▶ _Job_
For this exercise, copy out each line of the material below that includes "Scanned".

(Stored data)
++++++++++++++++++++
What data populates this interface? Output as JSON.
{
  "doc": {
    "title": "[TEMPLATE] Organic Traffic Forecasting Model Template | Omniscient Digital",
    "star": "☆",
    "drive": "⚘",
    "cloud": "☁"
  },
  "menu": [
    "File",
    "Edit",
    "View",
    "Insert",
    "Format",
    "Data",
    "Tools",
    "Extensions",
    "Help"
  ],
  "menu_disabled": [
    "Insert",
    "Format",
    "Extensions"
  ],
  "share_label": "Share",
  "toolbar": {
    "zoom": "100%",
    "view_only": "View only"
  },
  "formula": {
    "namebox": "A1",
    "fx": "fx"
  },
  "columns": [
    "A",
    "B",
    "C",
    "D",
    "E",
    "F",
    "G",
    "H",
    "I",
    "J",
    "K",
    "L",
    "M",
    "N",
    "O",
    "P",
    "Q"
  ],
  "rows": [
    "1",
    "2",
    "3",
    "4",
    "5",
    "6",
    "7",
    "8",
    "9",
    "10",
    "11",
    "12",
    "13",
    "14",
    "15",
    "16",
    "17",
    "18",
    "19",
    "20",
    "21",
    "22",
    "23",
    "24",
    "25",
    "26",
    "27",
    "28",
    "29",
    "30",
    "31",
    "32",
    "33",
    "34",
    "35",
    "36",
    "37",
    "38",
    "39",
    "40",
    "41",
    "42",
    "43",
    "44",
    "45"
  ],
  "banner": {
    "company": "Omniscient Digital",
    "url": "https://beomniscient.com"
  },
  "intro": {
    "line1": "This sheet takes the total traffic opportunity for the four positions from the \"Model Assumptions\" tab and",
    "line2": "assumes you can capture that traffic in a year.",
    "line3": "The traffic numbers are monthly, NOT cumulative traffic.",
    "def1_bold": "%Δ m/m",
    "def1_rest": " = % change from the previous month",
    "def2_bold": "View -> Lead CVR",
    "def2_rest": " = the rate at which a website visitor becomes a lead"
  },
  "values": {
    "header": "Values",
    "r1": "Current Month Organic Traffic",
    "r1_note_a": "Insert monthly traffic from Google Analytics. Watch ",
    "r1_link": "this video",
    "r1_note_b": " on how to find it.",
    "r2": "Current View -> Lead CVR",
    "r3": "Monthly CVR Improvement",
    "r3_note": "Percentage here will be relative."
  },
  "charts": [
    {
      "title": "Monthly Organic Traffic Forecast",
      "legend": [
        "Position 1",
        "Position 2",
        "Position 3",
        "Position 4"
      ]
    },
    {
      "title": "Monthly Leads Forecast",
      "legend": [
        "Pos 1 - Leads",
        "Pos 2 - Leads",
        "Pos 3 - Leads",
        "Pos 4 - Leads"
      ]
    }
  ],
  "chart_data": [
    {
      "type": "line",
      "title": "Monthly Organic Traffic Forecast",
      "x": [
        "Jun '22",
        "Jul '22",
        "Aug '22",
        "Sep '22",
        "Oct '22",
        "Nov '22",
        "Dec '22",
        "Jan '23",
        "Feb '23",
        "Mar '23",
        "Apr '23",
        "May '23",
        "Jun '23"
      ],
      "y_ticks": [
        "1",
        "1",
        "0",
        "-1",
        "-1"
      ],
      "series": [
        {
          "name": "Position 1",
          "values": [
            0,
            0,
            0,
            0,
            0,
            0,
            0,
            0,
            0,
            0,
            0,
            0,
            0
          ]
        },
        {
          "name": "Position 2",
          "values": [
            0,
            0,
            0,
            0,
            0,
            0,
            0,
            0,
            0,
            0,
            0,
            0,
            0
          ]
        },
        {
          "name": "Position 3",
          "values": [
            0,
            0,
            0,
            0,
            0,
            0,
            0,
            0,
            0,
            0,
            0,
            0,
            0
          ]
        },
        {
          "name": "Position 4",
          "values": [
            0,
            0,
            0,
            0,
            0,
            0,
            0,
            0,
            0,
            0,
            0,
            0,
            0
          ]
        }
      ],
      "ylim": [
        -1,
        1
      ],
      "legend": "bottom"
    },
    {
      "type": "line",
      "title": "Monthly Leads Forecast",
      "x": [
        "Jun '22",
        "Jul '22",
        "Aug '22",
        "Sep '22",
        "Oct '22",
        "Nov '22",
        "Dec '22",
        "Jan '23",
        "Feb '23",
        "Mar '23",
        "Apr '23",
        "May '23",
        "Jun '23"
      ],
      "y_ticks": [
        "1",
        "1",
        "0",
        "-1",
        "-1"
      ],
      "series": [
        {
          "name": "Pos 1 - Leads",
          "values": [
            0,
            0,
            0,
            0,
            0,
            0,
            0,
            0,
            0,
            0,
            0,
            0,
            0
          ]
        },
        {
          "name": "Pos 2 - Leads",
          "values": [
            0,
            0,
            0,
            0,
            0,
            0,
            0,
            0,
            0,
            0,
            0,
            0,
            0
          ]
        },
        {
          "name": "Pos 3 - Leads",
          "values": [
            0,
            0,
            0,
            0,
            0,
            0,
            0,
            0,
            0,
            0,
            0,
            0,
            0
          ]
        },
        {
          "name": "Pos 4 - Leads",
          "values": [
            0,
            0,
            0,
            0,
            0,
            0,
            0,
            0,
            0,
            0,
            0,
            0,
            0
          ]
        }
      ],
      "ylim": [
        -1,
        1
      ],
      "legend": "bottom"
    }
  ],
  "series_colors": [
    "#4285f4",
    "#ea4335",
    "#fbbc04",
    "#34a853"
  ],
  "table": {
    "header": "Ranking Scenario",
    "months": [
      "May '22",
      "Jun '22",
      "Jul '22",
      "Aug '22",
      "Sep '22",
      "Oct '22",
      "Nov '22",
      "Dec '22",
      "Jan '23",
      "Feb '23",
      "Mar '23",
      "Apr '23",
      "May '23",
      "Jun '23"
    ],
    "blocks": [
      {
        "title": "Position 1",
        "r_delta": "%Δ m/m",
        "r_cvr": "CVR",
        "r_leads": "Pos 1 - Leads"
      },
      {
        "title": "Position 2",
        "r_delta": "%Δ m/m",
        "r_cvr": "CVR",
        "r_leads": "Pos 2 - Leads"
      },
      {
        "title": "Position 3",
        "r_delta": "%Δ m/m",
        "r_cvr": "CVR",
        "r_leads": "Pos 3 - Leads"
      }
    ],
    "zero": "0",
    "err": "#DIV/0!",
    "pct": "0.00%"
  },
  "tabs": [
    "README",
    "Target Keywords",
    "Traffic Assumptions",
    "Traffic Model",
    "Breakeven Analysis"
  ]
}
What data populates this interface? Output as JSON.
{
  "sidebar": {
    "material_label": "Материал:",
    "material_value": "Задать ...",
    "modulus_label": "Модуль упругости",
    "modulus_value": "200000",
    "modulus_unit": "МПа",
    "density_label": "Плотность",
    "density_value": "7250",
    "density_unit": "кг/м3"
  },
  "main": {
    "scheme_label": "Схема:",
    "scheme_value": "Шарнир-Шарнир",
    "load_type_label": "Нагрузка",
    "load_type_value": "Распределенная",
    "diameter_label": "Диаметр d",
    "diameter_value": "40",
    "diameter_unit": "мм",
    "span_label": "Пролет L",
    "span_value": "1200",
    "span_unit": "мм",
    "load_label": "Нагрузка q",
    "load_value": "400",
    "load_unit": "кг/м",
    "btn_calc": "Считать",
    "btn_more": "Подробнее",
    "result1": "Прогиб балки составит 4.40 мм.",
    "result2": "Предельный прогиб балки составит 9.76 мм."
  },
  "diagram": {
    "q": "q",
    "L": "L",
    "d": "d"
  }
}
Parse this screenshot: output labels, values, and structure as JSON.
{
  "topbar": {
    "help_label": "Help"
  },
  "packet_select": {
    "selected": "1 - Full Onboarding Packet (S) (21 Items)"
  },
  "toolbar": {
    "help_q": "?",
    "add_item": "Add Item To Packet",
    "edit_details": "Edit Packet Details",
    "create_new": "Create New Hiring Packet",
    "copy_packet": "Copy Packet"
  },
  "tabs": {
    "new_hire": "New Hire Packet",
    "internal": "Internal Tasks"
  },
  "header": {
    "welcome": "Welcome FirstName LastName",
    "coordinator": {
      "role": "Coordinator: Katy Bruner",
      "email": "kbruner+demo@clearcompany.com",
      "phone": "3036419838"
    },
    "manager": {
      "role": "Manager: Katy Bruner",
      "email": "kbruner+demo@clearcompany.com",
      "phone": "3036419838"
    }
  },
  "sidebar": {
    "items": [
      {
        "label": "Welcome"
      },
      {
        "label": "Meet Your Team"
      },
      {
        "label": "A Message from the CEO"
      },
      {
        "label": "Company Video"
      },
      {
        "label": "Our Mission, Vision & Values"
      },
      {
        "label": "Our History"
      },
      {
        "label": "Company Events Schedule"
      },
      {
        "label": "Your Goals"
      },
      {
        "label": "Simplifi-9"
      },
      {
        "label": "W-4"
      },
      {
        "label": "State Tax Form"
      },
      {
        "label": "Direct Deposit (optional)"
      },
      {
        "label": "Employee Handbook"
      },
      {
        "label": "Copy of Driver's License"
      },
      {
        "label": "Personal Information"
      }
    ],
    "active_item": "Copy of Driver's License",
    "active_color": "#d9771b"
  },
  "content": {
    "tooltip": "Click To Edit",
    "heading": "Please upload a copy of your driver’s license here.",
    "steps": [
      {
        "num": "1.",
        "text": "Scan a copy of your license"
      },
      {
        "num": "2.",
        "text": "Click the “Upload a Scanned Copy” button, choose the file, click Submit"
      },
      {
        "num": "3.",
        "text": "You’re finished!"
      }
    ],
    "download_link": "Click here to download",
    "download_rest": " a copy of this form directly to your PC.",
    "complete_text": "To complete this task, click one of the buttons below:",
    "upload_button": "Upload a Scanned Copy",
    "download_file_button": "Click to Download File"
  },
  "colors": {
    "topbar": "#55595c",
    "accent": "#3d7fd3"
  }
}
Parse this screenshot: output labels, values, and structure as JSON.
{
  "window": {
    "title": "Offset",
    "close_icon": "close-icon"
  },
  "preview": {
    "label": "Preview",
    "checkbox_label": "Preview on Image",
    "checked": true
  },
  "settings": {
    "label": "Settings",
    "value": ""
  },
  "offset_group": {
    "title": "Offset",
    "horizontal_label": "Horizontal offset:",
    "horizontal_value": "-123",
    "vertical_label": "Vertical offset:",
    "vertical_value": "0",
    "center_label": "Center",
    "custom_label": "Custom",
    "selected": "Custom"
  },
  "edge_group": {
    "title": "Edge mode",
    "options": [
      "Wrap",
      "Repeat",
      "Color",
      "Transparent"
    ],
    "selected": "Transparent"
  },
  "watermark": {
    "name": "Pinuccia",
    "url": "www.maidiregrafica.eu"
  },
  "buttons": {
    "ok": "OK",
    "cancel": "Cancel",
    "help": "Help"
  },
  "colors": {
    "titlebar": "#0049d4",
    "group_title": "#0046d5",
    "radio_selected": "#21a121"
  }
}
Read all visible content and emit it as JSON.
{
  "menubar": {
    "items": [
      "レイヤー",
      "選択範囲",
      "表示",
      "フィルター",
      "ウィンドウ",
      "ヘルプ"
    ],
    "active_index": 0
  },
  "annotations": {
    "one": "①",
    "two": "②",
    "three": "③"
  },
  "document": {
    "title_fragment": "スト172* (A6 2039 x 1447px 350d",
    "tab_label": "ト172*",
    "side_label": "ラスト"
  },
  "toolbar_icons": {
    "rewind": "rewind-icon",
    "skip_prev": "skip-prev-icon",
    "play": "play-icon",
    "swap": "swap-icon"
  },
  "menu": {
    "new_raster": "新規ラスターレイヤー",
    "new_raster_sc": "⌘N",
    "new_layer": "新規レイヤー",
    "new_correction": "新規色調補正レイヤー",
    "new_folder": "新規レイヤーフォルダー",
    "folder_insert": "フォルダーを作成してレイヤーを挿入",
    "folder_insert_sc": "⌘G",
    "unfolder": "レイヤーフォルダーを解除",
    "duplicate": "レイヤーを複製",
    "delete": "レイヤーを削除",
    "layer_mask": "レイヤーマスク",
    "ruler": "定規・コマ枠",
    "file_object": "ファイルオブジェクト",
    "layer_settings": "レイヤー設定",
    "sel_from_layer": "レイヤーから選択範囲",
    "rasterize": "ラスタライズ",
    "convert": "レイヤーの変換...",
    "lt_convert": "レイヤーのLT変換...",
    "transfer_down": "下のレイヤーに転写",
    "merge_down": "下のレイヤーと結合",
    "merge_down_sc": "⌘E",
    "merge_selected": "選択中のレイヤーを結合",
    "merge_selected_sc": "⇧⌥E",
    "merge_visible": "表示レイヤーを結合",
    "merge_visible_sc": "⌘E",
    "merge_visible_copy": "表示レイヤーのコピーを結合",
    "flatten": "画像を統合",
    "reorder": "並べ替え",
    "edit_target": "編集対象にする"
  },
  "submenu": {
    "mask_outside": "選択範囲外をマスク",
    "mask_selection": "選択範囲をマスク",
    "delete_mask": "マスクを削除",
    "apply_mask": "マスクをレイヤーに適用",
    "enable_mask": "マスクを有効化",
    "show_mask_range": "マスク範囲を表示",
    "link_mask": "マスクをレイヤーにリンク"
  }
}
++++++++++++++++++++
▶ _Answer in full_
        "text": "Click the “Upload a Scanned Copy” button, choose the file, click Submit"
    "upload_button": "Upload a Scanned Copy",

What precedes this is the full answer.